(Items from a data source)
* * *
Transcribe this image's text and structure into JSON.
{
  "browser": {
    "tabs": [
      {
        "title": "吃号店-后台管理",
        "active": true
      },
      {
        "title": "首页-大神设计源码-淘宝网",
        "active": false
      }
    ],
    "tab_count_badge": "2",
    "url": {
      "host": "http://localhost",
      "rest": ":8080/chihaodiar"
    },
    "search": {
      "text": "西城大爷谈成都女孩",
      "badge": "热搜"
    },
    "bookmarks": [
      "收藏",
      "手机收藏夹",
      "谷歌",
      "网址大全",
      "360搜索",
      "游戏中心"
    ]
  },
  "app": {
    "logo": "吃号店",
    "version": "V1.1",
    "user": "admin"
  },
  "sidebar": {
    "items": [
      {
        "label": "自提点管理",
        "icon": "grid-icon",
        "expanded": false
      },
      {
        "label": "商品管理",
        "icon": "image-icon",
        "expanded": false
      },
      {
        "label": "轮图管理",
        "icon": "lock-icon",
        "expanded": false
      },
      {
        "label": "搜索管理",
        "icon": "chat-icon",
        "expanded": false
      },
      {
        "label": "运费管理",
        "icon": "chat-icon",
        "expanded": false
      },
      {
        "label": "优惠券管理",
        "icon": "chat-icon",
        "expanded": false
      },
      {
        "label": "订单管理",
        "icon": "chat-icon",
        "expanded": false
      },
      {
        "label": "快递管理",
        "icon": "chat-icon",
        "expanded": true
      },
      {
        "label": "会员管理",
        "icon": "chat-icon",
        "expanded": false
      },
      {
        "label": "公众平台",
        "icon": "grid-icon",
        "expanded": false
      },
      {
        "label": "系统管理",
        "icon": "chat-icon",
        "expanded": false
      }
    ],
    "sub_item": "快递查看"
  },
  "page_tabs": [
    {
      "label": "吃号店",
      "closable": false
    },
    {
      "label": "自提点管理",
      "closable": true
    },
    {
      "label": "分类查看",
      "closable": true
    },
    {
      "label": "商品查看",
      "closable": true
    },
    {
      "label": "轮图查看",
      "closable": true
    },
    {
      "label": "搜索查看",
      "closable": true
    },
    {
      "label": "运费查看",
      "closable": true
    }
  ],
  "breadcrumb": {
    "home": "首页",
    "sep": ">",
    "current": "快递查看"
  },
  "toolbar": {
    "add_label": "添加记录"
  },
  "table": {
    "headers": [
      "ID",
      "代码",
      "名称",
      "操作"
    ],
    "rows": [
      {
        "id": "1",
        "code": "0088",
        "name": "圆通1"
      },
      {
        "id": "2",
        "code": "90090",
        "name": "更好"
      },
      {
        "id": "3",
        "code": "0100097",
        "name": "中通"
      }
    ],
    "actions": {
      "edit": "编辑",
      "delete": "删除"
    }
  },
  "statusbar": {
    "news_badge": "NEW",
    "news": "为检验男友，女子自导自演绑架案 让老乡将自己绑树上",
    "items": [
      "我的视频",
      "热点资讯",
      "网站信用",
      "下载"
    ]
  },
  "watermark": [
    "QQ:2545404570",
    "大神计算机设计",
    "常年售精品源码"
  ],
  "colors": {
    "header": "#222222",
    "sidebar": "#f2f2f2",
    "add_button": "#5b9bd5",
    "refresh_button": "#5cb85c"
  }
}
* * *
**Instruction:**
Each line of the material must be restated exactly.

**Completed exercise:**
Transcribe this image's text and structure into JSON.
{
  "browser": {
    "tabs": [
      {
        "title": "吃号店-后台管理",
        "active": true
      },
      {
        "title": "首页-大神设计源码-淘宝网",
        "active": false
      }
    ],
    "tab_count_badge": "2",
    "url": {
      "host": "http://localhost",
      "rest": ":8080/chihaodiar"
    },
    "search": {
      "text": "西城大爷谈成都女孩",
      "badge": "热搜"
    },
    "bookmarks": [
      "收藏",
      "手机收藏夹",
      "谷歌",
      "网址大全",
      "360搜索",
      "游戏中心"
    ]
  },
  "app": {
    "logo": "吃号店",
    "version": "V1.1",
    "user": "admin"
  },
  "sidebar": {
    "items": [
      {
        "label": "自提点管理",
        "icon": "grid-icon",
        "expanded": false
      },
      {
        "label": "商品管理",
        "icon": "image-icon",
        "expanded": false
      },
      {
        "label": "轮图管理",
        "icon": "lock-icon",
        "expanded": false
      },
      {
        "label": "搜索管理",
        "icon": "chat-icon",
        "expanded": false
      },
      {
        "label": "运费管理",
        "icon": "chat-icon",
        "expanded": false
      },
      {
        "label": "优惠券管理",
        "icon": "chat-icon",
        "expanded": false
      },
      {
        "label": "订单管理",
        "icon": "chat-icon",
        "expanded": false
      },
      {
        "label": "快递管理",
        "icon": "chat-icon",
        "expanded": true
      },
      {
        "label": "会员管理",
        "icon": "chat-icon",
        "expanded": false
      },
      {
        "label": "公众平台",
        "icon": "grid-icon",
        "expanded": false
      },
      {
        "label": "系统管理",
        "icon": "chat-icon",
        "expanded": false
      }
    ],
    "sub_item": "快递查看"
  },
  "page_tabs": [
    {
      "label": "吃号店",
      "closable": false
    },
    {
      "label": "自提点管理",
      "closable": true
    },
    {
      "label": "分类查看",
      "closable": true
    },
    {
      "label": "商品查看",
      "closable": true
    },
    {
      "label": "轮图查看",
      "closable": true
    },
    {
      "label": "搜索查看",
      "closable": true
    },
    {
      "label": "运费查看",
      "closable": true
    }
  ],
  "breadcrumb": {
    "home": "首页",
    "sep": ">",
    "current": "快递查看"
  },
  "toolbar": {
    "add_label": "添加记录"
  },
  "table": {
    "headers": [
      "ID",
      "代码",
      "名称",
      "操作"
    ],
    "rows": [
      {
        "id": "1",
        "code": "0088",
        "name": "圆通1"
      },
      {
        "id": "2",
        "code": "90090",
        "name": "更好"
      },
      {
        "id": "3",
        "code": "0100097",
        "name": "中通"
      }
    ],
    "actions": {
      "edit": "编辑",
      "delete": "删除"
    }
  },
  "statusbar": {
    "news_badge": "NEW",
    "news": "为检验男友，女子自导自演绑架案 让老乡将自己绑树上",
    "items": [
      "我的视频",
      "热点资讯",
      "网站信用",
      "下载"
    ]
  },
  "watermark": [
    "QQ:2545404570",
    "大神计算机设计",
    "常年售精品源码"
  ],
  "colors": {
    "header": "#222222",
    "sidebar": "#f2f2f2",
    "add_button": "#5b9bd5",
    "refresh_button": "#5cb85c"
  }
}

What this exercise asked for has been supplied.